** start of THE RECORDS **
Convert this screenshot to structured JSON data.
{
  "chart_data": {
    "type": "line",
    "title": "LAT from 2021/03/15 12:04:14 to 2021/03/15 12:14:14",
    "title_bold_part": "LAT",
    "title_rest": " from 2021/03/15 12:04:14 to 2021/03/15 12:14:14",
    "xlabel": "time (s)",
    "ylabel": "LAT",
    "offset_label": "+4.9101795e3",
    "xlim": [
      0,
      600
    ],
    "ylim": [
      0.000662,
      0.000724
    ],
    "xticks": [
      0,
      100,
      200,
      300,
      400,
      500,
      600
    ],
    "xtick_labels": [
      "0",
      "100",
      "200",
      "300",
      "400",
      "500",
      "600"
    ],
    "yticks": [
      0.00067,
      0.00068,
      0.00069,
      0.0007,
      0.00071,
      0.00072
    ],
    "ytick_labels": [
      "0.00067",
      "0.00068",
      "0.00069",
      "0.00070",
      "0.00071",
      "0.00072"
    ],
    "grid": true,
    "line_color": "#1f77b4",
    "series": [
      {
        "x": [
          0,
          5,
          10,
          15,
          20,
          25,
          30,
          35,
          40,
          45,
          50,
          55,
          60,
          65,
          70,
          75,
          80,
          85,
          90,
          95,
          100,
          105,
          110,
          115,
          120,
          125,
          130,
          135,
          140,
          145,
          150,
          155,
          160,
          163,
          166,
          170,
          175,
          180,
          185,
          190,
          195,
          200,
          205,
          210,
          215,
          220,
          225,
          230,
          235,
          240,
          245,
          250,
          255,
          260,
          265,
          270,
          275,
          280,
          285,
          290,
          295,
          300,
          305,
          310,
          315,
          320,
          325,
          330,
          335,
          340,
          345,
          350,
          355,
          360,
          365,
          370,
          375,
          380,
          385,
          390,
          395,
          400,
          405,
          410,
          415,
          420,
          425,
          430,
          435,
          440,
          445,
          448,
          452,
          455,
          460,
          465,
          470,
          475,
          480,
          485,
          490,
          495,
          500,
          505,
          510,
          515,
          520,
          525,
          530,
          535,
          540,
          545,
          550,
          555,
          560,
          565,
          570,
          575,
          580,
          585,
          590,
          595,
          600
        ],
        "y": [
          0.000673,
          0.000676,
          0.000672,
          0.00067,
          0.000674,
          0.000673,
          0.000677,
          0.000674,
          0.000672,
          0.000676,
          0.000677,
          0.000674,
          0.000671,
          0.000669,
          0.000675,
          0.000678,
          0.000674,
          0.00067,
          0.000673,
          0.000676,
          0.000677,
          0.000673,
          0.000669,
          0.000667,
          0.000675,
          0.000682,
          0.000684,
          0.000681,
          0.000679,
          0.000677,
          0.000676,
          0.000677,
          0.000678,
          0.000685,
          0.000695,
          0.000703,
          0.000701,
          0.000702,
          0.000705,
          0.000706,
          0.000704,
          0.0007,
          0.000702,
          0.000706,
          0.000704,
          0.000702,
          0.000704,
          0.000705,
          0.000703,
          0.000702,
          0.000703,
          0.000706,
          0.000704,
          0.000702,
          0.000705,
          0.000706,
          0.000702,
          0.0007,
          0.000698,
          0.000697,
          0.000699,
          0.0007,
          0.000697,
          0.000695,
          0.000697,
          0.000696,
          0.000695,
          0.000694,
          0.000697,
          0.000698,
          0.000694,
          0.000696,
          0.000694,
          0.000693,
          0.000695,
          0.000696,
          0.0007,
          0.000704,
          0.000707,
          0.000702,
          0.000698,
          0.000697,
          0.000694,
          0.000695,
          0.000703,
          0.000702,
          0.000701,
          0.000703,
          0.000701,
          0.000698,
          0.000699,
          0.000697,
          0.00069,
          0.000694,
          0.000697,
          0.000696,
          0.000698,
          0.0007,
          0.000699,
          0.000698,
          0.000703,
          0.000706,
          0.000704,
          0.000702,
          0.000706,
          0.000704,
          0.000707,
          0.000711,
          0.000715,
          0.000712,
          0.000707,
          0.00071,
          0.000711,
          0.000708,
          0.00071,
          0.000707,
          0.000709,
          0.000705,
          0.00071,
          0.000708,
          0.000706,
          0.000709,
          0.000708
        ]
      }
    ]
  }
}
** end of THE RECORDS **
_TASK PROMPT_
Repeat the listing in full, keeping every line exactly as it is.

_RESPONSE TO THIS EXERCISE_
Convert this screenshot to structured JSON data.
{
  "chart_data": {
    "type": "line",
    "title": "LAT from 2021/03/15 12:04:14 to 2021/03/15 12:14:14",
    "title_bold_part": "LAT",
    "title_rest": " from 2021/03/15 12:04:14 to 2021/03/15 12:14:14",
    "xlabel": "time (s)",
    "ylabel": "LAT",
    "offset_label": "+4.9101795e3",
    "xlim": [
      0,
      600
    ],
    "ylim": [
      0.000662,
      0.000724
    ],
    "xticks": [
      0,
      100,
      200,
      300,
      400,
      500,
      600
    ],
    "xtick_labels": [
      "0",
      "100",
      "200",
      "300",
      "400",
      "500",
      "600"
    ],
    "yticks": [
      0.00067,
      0.00068,
      0.00069,
      0.0007,
      0.00071,
      0.00072
    ],
    "ytick_labels": [
      "0.00067",
      "0.00068",
      "0.00069",
      "0.00070",
      "0.00071",
      "0.00072"
    ],
    "grid": true,
    "line_color": "#1f77b4",
    "series": [
      {
        "x": [
          0,
          5,
          10,
          15,
          20,
          25,
          30,
          35,
          40,
          45,
          50,
          55,
          60,
          65,
          70,
          75,
          80,
          85,
          90,
          95,
          100,
          105,
          110,
          115,
          120,
          125,
          130,
          135,
          140,
          145,
          150,
          155,
          160,
          163,
          166,
          170,
          175,
          180,
          185,
          190,
          195,
          200,
          205,
          210,
          215,
          220,
          225,
          230,
          235,
          240,
          245,
          250,
          255,
          260,
          265,
          270,
          275,
          280,
          285,
          290,
          295,
          300,
          305,
          310,
          315,
          320,
          325,
          330,
          335,
          340,
          345,
          350,
          355,
          360,
          365,
          370,
          375,
          380,
          385,
          390,
          395,
          400,
          405,
          410,
          415,
          420,
          425,
          430,
          435,
          440,
          445,
          448,
          452,
          455,
          460,
          465,
          470,
          475,
          480,
          485,
          490,
          495,
          500,
          505,
          510,
          515,
          520,
          525,
          530,
          535,
          540,
          545,
          550,
          555,
          560,
          565,
          570,
          575,
          580,
          585,
          590,
          595,
          600
        ],
        "y": [
          0.000673,
          0.000676,
          0.000672,
          0.00067,
          0.000674,
          0.000673,
          0.000677,
          0.000674,
          0.000672,
          0.000676,
          0.000677,
          0.000674,
          0.000671,
          0.000669,
          0.000675,
          0.000678,
          0.000674,
          0.00067,
          0.000673,
          0.000676,
          0.000677,
          0.000673,
          0.000669,
          0.000667,
          0.000675,
          0.000682,
          0.000684,
          0.000681,
          0.000679,
          0.000677,
          0.000676,
          0.000677,
          0.000678,
          0.000685,
          0.000695,
          0.000703,
          0.000701,
          0.000702,
          0.000705,
          0.000706,
          0.000704,
          0.0007,
          0.000702,
          0.000706,
          0.000704,
          0.000702,
          0.000704,
          0.000705,
          0.000703,
          0.000702,
          0.000703,
          0.000706,
          0.000704,
          0.000702,
          0.000705,
          0.000706,
          0.000702,
          0.0007,
          0.000698,
          0.000697,
          0.000699,
          0.0007,
          0.000697,
          0.000695,
          0.000697,
          0.000696,
          0.000695,
          0.000694,
          0.000697,
          0.000698,
          0.000694,
          0.000696,
          0.000694,
          0.000693,
          0.000695,
          0.000696,
          0.0007,
          0.000704,
          0.000707,
          0.000702,
          0.000698,
          0.000697,
          0.000694,
          0.000695,
          0.000703,
          0.000702,
          0.000701,
          0.000703,
          0.000701,
          0.000698,
          0.000699,
          0.000697,
          0.00069,
          0.000694,
          0.000697,
          0.000696,
          0.000698,
          0.0007,
          0.000699,
          0.000698,
          0.000703,
          0.000706,
          0.000704,
          0.000702,
          0.000706,
          0.000704,
          0.000707,
          0.000711,
          0.000715,
          0.000712,
          0.000707,
          0.00071,
          0.000711,
          0.000708,
          0.00071,
          0.000707,
          0.000709,
          0.000705,
          0.00071,
          0.000708,
          0.000706,
          0.000709,
          0.000708
        ]
      }
    ]
  }
}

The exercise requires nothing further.